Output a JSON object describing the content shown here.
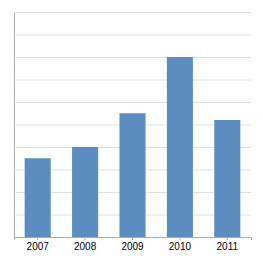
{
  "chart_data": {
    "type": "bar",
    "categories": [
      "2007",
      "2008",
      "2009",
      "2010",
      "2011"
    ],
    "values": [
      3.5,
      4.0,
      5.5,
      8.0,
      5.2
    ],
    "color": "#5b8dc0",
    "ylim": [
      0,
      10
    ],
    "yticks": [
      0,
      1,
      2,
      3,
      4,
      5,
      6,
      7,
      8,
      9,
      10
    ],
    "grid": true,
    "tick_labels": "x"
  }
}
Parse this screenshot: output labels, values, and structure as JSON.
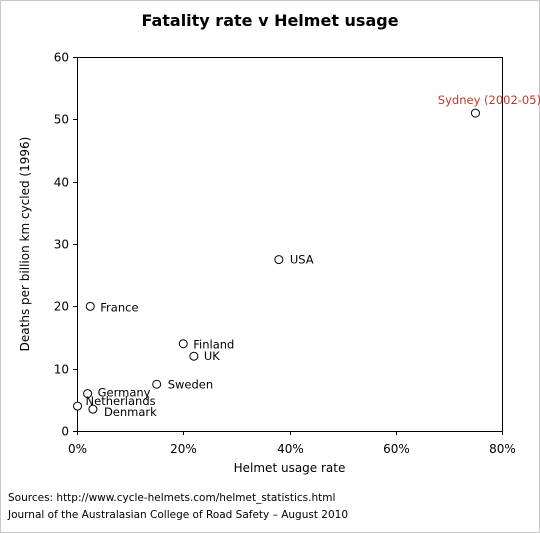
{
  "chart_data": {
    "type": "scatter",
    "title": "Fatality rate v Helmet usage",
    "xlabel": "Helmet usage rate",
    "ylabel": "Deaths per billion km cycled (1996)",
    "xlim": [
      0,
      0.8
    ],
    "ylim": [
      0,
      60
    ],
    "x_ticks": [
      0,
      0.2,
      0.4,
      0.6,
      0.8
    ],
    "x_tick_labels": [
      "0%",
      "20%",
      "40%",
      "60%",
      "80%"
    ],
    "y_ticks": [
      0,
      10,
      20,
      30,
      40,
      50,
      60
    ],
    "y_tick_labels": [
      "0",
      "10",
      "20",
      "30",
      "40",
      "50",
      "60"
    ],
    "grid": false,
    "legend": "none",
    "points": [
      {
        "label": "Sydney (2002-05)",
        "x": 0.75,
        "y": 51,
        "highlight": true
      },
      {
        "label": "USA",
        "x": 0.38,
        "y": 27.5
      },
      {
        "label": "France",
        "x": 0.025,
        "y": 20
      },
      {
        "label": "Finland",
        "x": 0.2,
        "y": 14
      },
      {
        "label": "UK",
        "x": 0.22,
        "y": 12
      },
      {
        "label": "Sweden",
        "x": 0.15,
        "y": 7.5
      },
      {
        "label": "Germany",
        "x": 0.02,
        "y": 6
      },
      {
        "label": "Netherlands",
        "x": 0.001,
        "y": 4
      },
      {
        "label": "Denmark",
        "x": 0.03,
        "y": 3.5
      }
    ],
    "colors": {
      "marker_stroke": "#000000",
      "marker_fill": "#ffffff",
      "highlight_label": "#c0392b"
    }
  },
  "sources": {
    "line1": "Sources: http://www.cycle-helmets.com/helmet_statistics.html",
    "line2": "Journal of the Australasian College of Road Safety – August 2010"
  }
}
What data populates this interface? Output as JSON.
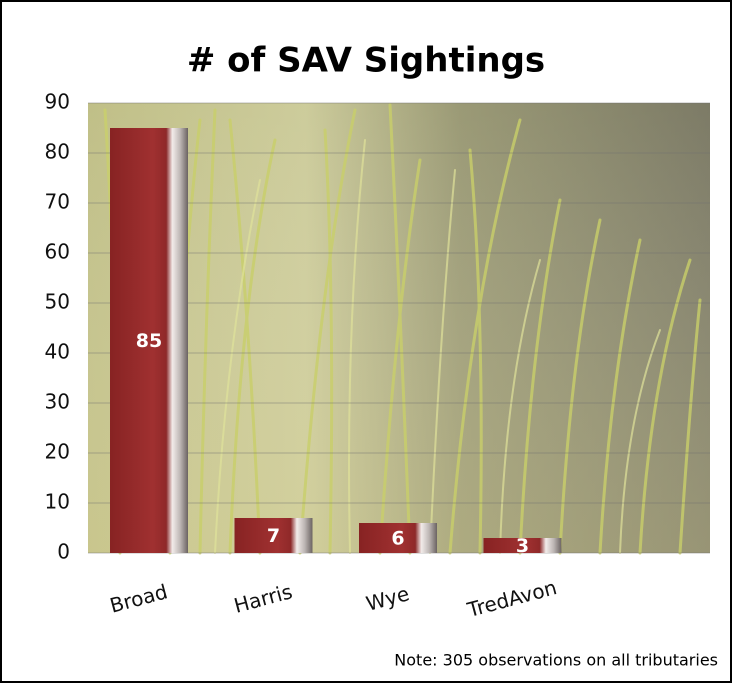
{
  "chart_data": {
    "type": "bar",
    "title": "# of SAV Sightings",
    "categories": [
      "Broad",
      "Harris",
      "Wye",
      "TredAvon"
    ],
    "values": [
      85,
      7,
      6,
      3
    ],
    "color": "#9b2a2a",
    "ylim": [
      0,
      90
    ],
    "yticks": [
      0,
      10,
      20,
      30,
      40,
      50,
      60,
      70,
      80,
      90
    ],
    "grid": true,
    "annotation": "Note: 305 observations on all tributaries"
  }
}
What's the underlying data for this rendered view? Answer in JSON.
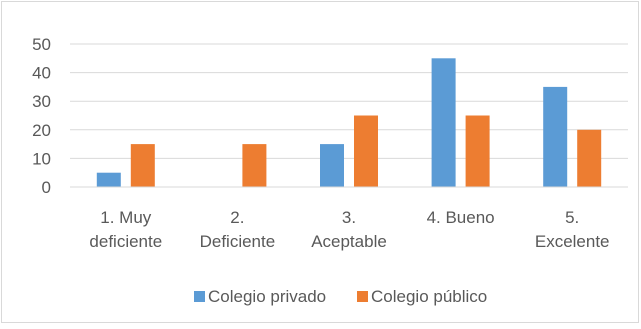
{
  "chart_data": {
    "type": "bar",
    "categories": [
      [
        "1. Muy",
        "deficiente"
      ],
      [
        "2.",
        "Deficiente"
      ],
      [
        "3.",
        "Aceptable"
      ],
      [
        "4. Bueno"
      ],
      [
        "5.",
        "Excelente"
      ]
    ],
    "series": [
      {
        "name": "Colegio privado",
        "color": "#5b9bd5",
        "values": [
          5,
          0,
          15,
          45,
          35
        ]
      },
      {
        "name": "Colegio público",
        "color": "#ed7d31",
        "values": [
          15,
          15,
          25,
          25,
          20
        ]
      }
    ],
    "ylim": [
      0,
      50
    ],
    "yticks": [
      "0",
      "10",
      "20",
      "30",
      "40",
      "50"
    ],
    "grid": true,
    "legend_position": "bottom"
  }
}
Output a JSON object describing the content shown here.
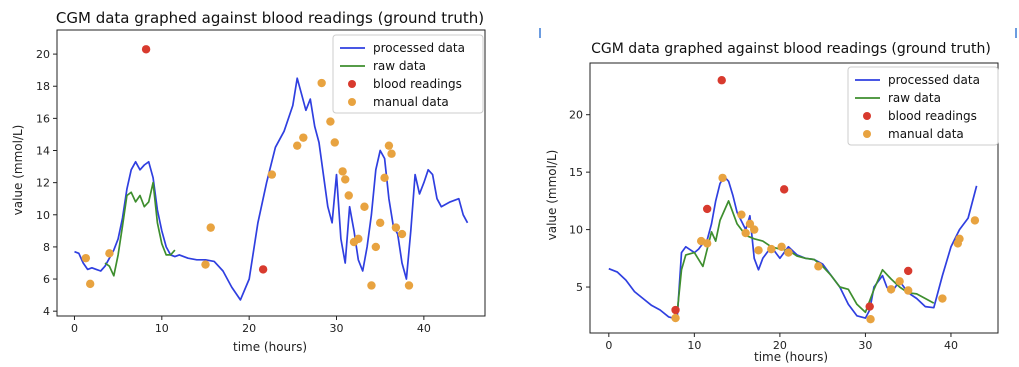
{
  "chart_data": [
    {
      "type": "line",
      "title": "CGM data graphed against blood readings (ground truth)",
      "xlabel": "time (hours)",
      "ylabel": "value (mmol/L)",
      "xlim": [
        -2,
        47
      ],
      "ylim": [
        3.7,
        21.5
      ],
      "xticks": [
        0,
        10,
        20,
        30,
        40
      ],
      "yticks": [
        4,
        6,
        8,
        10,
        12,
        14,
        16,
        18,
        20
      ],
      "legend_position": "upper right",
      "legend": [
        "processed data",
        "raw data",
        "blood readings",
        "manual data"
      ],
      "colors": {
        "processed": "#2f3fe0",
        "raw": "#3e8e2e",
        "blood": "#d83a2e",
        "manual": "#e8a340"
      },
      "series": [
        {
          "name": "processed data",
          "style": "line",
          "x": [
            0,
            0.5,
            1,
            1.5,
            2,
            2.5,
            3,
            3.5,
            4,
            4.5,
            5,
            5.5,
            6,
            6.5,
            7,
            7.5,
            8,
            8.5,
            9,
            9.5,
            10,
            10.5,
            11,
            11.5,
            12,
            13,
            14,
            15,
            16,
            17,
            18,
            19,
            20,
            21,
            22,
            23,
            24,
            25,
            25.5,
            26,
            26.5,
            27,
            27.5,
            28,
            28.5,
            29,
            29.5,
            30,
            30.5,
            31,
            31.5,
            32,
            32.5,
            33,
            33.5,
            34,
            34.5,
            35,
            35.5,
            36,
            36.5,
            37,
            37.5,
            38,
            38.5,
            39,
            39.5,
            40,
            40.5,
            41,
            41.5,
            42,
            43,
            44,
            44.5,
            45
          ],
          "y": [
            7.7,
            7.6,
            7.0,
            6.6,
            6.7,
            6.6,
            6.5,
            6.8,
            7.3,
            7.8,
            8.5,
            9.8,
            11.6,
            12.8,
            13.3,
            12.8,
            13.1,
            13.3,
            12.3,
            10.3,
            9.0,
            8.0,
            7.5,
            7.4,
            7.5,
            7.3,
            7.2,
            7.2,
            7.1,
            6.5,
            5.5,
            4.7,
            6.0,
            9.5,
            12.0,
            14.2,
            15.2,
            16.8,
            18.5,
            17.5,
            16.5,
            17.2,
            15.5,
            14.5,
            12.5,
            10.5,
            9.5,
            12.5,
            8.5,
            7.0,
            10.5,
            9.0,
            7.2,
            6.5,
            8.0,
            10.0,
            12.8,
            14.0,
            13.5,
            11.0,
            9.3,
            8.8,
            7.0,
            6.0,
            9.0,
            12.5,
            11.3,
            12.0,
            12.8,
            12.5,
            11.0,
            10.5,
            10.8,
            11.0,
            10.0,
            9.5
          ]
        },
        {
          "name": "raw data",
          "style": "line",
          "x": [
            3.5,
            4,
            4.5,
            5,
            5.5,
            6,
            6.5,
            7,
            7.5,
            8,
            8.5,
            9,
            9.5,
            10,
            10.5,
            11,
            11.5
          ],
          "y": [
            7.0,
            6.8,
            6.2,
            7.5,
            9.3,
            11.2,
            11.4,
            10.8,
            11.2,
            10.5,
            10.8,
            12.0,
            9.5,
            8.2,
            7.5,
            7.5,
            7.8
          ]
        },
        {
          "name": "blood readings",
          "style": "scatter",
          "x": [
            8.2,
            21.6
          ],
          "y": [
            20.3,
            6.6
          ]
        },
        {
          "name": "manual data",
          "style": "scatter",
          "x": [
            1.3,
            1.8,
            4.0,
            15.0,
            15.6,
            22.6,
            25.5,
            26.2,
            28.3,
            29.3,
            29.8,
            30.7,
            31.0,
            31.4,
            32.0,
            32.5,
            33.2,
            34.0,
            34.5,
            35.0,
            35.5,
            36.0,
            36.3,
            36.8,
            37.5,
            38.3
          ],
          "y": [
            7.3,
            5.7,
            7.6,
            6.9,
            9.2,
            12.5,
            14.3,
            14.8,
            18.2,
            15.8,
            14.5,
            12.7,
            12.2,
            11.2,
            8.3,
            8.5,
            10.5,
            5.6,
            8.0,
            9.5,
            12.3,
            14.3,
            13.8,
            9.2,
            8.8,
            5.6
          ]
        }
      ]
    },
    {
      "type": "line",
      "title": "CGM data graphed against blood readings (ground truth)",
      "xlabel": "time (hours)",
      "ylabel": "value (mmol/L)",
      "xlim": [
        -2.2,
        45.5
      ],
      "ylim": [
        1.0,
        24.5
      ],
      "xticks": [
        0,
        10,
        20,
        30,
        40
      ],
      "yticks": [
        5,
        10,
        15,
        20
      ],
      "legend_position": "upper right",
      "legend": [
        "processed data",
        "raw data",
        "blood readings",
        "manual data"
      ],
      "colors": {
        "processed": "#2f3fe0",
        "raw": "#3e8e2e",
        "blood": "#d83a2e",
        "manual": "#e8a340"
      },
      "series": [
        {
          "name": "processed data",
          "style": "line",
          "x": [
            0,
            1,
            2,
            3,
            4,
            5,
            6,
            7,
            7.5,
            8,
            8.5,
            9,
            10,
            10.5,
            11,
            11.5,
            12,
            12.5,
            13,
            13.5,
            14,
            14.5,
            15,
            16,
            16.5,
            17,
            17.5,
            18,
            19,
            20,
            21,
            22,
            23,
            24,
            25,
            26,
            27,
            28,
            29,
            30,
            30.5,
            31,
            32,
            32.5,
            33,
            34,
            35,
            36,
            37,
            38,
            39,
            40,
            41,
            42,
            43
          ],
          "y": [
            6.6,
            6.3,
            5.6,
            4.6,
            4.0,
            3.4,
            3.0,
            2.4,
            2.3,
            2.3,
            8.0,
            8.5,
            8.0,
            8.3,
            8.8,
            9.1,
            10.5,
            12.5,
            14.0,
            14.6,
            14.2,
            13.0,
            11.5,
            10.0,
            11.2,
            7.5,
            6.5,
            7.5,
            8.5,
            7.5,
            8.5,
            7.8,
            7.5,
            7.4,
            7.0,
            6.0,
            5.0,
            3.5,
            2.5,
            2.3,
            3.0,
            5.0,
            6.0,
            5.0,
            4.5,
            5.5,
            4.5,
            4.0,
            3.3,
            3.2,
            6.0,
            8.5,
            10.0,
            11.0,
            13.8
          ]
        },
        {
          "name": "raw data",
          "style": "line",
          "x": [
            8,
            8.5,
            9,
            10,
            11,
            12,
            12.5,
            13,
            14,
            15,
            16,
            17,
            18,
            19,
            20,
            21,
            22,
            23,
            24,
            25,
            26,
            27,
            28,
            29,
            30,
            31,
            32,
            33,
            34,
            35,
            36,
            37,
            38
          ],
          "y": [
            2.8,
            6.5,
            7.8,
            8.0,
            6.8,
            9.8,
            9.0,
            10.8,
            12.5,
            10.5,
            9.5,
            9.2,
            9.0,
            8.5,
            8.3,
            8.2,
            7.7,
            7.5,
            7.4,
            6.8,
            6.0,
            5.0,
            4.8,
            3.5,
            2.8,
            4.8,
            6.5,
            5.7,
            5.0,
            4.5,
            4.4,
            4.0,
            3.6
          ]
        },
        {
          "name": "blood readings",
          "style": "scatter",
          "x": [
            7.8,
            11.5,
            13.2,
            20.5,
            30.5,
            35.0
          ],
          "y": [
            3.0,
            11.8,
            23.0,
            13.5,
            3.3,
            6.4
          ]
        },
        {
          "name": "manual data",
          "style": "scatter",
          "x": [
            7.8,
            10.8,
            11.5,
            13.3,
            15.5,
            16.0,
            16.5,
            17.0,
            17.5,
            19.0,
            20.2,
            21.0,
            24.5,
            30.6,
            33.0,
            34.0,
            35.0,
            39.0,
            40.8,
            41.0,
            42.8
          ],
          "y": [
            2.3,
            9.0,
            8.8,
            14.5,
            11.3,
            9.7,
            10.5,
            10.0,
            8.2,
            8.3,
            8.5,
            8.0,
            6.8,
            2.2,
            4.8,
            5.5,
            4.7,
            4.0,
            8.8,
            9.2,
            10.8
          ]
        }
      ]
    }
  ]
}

======

List each line of the records that holds the string "usage".

    "title": "Fatality rate v Helmet usage",
    "xlabel": "Helmet usage rate",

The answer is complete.